● YOUR GOAL
Please find all lines in the data that hold the string "name" and copy them.

── INPUT FOR THIS TASK

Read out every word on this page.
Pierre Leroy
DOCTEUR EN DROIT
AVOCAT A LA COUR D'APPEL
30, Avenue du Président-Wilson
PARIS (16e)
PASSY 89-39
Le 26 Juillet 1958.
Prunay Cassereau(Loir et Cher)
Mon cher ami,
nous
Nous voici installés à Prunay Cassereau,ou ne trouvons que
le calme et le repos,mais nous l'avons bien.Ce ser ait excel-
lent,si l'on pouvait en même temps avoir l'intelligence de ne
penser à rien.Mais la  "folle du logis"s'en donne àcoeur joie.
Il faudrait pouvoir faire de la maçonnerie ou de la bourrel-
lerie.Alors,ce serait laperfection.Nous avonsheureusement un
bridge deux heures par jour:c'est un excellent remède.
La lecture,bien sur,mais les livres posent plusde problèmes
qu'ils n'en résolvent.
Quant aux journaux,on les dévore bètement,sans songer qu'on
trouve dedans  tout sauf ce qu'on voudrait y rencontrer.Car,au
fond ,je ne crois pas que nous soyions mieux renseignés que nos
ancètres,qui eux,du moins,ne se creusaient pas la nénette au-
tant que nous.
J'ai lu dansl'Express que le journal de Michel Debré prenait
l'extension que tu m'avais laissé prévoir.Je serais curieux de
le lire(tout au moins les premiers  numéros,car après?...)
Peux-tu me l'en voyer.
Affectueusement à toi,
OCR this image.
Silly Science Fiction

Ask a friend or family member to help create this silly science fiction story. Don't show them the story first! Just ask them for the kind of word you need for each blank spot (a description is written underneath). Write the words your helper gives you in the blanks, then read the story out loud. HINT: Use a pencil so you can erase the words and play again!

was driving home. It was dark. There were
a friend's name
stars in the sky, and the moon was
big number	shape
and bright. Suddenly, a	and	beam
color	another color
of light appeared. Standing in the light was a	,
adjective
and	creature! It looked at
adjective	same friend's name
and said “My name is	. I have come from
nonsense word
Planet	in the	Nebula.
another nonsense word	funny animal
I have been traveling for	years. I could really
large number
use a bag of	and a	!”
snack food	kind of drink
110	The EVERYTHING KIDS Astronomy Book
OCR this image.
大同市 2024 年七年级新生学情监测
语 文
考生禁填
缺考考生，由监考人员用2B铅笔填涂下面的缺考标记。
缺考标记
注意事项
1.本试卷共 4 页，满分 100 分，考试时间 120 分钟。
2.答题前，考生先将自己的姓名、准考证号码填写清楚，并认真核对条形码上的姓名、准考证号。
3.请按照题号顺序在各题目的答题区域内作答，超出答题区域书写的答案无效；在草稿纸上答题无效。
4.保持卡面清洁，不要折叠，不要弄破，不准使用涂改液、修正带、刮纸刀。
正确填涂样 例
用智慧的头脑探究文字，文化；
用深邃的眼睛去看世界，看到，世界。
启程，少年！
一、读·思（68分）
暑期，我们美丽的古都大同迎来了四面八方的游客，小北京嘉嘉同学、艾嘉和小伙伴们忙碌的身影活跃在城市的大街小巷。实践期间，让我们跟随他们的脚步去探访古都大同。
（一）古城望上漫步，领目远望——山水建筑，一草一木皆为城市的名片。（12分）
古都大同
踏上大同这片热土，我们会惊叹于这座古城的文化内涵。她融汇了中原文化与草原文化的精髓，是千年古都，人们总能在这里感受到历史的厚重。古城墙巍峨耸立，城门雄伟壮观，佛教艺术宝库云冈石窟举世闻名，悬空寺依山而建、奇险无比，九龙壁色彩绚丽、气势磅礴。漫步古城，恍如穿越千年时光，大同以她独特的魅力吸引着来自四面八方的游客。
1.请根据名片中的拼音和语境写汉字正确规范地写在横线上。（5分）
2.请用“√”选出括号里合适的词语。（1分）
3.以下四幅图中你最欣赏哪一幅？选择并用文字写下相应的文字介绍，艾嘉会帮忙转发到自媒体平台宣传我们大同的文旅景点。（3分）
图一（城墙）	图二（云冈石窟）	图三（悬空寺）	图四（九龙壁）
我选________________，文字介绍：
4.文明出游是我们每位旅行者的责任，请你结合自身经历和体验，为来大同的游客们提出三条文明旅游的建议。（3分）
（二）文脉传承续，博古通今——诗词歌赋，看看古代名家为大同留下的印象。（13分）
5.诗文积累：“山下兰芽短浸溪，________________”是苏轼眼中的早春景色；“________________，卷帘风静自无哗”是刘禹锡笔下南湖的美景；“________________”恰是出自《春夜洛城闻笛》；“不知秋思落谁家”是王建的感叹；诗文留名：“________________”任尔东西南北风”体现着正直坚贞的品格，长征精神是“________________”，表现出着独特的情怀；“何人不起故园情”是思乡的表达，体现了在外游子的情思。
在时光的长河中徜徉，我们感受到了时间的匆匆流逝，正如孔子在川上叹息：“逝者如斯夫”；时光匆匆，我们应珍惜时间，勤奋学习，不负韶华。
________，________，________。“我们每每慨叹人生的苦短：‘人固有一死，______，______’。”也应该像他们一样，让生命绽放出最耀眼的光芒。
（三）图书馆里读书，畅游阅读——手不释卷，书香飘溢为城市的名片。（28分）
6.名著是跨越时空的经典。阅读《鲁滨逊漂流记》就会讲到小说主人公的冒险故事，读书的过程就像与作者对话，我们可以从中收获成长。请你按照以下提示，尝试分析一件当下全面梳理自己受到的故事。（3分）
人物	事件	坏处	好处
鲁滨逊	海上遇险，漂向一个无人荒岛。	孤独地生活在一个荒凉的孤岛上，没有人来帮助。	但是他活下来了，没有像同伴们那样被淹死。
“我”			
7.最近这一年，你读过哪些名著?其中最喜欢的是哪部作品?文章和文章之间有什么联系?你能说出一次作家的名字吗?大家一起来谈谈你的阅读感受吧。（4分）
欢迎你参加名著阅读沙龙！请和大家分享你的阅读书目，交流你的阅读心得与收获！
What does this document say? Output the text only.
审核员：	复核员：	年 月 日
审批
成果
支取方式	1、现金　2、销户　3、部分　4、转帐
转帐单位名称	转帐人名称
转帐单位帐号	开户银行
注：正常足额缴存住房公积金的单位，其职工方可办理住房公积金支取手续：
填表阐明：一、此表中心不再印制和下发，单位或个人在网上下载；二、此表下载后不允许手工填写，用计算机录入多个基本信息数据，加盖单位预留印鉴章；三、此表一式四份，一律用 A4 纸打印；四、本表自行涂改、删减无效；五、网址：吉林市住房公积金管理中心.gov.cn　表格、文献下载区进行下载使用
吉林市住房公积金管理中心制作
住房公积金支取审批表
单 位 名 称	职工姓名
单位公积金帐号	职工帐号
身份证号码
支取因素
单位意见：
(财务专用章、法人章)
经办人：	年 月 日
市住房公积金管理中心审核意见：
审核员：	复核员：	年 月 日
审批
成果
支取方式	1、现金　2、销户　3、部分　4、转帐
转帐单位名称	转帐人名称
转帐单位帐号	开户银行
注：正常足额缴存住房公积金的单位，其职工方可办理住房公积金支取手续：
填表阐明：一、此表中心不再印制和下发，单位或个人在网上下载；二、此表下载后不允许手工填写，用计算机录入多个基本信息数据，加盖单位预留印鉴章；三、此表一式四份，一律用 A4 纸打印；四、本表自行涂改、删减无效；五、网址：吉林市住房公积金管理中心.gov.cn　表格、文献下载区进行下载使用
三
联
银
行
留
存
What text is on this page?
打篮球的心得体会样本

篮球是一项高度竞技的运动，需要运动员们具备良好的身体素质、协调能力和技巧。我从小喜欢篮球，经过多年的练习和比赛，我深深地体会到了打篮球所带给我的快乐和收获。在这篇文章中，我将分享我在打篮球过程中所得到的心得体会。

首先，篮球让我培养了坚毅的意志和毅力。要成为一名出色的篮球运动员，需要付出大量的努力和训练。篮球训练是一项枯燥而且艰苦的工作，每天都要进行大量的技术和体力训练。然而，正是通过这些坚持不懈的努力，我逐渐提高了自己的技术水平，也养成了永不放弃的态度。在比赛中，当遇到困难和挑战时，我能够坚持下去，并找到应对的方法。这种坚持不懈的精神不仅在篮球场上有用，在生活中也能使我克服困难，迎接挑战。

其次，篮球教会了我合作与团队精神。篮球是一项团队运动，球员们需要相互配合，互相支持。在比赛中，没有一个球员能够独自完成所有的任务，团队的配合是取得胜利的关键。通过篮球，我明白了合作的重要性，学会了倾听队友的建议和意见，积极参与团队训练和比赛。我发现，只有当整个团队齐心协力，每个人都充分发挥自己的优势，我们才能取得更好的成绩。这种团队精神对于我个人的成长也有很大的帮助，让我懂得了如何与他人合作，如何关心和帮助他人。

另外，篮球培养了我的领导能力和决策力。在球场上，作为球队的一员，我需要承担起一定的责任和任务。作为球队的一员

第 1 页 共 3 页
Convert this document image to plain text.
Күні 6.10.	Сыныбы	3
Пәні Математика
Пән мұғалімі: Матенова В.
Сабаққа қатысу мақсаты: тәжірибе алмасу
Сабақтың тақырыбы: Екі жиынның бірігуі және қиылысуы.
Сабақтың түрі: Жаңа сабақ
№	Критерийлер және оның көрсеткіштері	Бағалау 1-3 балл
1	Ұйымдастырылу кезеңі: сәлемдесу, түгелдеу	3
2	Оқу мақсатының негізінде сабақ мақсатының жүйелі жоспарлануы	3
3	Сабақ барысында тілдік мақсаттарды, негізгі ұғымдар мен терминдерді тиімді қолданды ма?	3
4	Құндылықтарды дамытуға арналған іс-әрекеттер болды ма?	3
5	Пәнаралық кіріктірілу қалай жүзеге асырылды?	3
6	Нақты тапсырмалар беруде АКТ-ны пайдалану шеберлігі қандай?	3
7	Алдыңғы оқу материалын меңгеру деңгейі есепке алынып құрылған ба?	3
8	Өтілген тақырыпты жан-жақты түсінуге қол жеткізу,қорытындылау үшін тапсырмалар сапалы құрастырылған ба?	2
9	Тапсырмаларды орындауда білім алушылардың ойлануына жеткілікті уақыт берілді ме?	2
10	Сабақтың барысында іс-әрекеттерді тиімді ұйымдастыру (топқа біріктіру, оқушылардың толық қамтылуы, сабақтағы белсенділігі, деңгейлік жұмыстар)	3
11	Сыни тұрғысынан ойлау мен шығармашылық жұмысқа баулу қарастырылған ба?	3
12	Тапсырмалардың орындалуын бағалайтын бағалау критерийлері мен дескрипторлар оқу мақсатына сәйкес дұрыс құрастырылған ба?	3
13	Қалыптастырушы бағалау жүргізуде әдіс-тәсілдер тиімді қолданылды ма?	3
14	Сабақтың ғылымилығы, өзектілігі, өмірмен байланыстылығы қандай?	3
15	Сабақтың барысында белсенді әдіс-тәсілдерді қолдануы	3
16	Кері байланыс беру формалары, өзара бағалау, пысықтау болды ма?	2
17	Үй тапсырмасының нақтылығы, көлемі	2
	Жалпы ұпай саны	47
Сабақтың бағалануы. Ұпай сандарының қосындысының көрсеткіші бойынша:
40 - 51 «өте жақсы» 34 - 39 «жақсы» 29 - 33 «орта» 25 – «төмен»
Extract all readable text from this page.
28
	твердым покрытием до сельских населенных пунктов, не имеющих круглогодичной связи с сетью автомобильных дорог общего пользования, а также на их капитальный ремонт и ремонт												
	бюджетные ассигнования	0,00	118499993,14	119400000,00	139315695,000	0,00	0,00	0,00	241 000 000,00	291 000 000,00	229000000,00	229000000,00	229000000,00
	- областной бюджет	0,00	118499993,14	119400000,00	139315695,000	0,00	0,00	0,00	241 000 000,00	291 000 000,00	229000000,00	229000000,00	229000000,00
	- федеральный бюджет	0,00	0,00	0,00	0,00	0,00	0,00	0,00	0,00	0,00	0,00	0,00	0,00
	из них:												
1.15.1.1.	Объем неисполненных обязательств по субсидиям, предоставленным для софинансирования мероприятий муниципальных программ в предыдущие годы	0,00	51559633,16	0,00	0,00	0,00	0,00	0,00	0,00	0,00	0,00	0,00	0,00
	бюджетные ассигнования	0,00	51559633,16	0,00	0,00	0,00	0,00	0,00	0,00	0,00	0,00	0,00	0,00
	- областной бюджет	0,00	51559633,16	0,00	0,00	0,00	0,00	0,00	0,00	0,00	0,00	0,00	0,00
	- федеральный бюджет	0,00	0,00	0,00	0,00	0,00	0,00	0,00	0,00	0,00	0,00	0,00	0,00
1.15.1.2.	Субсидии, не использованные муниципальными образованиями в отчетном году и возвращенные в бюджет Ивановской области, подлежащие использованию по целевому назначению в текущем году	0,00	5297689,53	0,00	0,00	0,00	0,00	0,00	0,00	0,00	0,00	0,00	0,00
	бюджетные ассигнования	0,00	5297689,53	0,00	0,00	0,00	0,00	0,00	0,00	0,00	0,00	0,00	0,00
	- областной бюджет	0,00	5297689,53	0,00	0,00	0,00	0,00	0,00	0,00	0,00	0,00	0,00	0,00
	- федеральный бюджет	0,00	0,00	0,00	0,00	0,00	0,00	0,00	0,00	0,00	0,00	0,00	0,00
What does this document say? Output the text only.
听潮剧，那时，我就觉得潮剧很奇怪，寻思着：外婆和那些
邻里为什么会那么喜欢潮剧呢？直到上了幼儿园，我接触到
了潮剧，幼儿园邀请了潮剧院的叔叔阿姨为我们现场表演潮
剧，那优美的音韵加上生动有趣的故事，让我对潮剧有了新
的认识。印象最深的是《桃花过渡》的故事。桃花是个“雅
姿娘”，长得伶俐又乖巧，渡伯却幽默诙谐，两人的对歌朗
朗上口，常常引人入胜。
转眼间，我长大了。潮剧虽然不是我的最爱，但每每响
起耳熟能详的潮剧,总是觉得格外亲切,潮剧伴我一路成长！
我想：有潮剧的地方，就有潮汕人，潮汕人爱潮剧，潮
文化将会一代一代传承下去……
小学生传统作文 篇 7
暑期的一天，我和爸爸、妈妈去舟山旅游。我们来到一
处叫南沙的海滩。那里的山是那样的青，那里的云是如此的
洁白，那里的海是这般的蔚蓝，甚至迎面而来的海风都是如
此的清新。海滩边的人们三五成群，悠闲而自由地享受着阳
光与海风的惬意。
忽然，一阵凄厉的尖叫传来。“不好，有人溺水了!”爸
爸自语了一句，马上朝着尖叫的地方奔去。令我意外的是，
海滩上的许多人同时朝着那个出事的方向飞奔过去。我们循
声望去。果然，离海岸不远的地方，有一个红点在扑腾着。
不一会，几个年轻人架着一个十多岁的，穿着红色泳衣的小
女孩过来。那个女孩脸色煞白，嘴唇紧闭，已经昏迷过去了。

────

● EXERCISE SOLUTION
a friend's name
adjective	same friend's name
and said “My name is	. I have come from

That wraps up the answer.